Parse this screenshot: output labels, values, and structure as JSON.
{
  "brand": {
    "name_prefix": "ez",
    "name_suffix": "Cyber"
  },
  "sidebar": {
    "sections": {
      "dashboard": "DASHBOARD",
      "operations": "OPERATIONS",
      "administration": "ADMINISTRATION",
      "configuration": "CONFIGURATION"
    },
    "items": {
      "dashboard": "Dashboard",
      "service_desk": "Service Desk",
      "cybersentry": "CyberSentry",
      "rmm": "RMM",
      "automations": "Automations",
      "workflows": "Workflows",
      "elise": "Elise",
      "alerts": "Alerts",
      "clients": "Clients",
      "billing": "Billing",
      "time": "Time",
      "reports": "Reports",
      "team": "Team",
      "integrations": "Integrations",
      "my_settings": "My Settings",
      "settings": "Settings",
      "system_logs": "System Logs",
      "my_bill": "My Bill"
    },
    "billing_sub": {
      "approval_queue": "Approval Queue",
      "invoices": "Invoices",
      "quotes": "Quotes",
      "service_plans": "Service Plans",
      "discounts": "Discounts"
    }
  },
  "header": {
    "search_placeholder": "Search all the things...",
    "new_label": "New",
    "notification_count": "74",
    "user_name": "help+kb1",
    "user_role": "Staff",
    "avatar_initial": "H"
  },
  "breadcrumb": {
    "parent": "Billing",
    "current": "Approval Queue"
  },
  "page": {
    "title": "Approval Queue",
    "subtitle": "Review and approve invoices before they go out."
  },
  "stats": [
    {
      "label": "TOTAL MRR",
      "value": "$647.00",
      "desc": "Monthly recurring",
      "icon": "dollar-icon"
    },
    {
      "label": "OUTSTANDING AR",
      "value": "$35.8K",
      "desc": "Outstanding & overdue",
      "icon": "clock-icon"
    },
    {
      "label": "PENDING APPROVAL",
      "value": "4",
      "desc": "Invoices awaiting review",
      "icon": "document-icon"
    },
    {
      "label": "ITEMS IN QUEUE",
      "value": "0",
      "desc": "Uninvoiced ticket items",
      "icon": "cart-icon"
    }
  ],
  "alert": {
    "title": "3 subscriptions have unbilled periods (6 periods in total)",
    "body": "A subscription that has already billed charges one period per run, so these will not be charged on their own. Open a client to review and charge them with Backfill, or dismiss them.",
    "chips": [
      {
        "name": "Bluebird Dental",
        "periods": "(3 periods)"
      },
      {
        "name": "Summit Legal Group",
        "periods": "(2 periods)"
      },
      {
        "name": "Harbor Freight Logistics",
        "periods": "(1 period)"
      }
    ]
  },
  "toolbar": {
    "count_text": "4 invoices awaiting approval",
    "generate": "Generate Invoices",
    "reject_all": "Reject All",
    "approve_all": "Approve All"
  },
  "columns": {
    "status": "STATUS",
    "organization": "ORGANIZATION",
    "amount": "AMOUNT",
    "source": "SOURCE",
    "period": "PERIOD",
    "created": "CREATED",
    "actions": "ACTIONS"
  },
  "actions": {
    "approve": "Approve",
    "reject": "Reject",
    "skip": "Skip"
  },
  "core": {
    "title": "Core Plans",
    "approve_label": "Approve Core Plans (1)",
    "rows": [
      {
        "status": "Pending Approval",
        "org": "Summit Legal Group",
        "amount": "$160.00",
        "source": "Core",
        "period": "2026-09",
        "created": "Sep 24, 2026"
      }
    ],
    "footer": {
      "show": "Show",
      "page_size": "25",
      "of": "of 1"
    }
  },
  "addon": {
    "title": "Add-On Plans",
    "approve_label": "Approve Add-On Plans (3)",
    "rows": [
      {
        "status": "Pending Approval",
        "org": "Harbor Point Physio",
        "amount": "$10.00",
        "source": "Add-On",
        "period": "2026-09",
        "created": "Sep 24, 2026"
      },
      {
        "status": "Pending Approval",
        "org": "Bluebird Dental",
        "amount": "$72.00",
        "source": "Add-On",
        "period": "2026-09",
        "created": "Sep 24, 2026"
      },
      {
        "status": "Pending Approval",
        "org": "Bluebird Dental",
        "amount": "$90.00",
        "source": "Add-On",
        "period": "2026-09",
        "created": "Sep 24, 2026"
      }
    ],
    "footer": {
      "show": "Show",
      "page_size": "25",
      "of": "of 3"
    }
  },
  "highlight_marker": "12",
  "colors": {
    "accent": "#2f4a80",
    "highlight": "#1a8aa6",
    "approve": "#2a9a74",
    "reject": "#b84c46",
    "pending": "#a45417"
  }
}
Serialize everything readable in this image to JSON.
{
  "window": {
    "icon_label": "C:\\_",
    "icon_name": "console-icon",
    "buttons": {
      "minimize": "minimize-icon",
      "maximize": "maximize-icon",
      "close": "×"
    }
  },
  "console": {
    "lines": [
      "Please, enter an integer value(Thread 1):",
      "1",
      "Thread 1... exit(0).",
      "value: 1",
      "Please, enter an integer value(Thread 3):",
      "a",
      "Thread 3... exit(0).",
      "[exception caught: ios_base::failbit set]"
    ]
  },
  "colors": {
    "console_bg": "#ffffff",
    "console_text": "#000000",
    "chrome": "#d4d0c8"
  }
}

EXERCISE TASK.
Only a number is wanted: how many lines of the material include the word "Plans".

RESPONSE.
5